EXERCISE GOAL
Look through the lines below and extract any with the word "text".

Collection entries
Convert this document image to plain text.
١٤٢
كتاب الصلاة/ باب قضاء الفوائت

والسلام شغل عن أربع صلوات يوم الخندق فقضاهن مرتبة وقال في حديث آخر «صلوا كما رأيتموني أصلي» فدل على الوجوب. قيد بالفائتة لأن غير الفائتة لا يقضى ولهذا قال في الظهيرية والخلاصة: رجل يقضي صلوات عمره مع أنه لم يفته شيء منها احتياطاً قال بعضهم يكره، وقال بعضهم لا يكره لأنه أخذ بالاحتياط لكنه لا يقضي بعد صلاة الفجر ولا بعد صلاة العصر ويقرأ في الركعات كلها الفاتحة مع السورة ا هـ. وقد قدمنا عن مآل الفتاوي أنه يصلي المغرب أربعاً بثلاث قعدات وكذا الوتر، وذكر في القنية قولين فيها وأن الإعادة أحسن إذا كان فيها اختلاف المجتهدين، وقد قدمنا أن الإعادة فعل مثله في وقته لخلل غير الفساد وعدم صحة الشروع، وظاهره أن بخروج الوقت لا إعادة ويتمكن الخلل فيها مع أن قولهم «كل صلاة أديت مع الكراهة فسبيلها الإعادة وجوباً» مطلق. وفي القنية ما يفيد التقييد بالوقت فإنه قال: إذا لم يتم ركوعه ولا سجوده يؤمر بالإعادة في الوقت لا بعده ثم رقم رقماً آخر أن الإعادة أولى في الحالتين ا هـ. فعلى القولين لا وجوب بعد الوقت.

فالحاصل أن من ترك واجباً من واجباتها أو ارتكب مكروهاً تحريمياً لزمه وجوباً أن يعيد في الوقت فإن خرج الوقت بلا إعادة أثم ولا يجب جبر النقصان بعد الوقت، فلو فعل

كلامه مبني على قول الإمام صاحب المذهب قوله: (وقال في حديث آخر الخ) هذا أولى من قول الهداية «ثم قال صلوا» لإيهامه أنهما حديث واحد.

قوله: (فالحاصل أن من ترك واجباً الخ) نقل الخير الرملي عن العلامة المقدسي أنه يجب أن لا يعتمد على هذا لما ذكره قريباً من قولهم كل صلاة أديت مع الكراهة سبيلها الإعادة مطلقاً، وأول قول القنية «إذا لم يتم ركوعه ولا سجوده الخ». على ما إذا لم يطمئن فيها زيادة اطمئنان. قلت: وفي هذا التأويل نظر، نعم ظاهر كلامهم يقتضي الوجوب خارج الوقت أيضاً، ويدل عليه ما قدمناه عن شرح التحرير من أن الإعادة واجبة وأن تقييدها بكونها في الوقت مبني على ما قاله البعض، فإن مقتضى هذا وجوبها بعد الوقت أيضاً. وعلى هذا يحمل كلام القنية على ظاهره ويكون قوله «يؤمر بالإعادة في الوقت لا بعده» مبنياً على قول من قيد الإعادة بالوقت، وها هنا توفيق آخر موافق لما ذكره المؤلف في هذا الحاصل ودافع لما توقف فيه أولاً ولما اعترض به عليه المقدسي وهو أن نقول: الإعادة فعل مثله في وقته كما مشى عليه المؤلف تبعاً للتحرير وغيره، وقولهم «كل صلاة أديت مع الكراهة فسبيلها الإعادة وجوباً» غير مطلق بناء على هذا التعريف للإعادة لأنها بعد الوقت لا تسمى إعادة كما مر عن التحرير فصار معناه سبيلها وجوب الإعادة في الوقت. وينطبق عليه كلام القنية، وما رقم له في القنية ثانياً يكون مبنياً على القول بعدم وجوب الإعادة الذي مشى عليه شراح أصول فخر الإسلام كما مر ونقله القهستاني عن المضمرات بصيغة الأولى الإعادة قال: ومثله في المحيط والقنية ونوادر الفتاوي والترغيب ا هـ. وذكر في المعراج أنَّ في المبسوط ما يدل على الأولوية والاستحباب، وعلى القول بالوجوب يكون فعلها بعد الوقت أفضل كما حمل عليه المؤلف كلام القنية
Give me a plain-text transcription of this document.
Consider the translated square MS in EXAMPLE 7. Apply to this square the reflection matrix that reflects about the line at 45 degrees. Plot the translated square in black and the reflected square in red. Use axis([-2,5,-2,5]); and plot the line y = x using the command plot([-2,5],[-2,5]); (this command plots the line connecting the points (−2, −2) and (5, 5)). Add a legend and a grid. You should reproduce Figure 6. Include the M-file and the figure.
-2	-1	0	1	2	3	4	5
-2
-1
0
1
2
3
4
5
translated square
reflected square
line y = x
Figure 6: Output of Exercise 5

TASK SOLUTION
Convert this document image to plain text.
Give me a plain-text transcription of this document.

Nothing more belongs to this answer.